Work required: All of the listing below must be repeated word for word. Pictures are the only thing to omit.
* BEGIN Data rows *
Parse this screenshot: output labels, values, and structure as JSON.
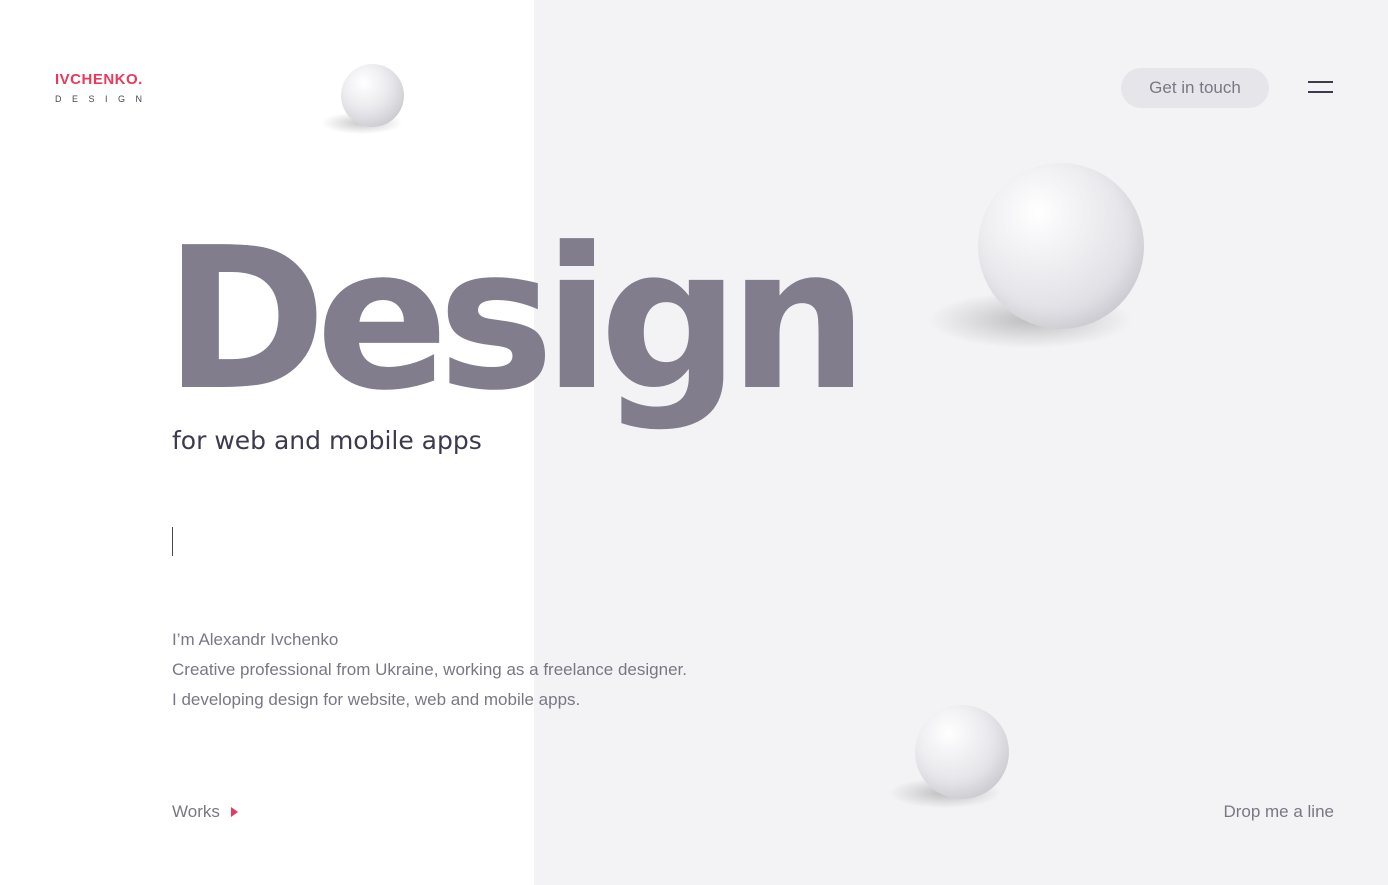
{
  "logo": {
    "name": "IVCHENKO.",
    "sub": "DESIGN"
  },
  "header": {
    "cta_label": "Get in touch",
    "menu_icon": "hamburger-menu-icon"
  },
  "hero": {
    "title": "Design",
    "subtitle": "for web and mobile apps"
  },
  "intro": {
    "lines": [
      "I’m Alexandr Ivchenko",
      "Creative professional from Ukraine, working as a freelance designer.",
      "I developing design for website, web and mobile apps."
    ]
  },
  "footer": {
    "works_label": "Works",
    "works_icon": "triangle-right-icon",
    "contact_label": "Drop me a line"
  },
  "colors": {
    "accent": "#e83a5c",
    "hero_title": "#817d8d",
    "text_dark": "#3e3a4e",
    "text_muted": "#7a7784",
    "panel_bg": "#f3f3f5",
    "button_bg": "#e6e6ea"
  }
}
* END Data rows *
Response:
Parse this screenshot: output labels, values, and structure as JSON.
{
  "logo": {
    "name": "IVCHENKO.",
    "sub": "DESIGN"
  },
  "header": {
    "cta_label": "Get in touch",
    "menu_icon": "hamburger-menu-icon"
  },
  "hero": {
    "title": "Design",
    "subtitle": "for web and mobile apps"
  },
  "intro": {
    "lines": [
      "I’m Alexandr Ivchenko",
      "Creative professional from Ukraine, working as a freelance designer.",
      "I developing design for website, web and mobile apps."
    ]
  },
  "footer": {
    "works_label": "Works",
    "works_icon": "triangle-right-icon",
    "contact_label": "Drop me a line"
  },
  "colors": {
    "accent": "#e83a5c",
    "hero_title": "#817d8d",
    "text_dark": "#3e3a4e",
    "text_muted": "#7a7784",
    "panel_bg": "#f3f3f5",
    "button_bg": "#e6e6ea"
  }
}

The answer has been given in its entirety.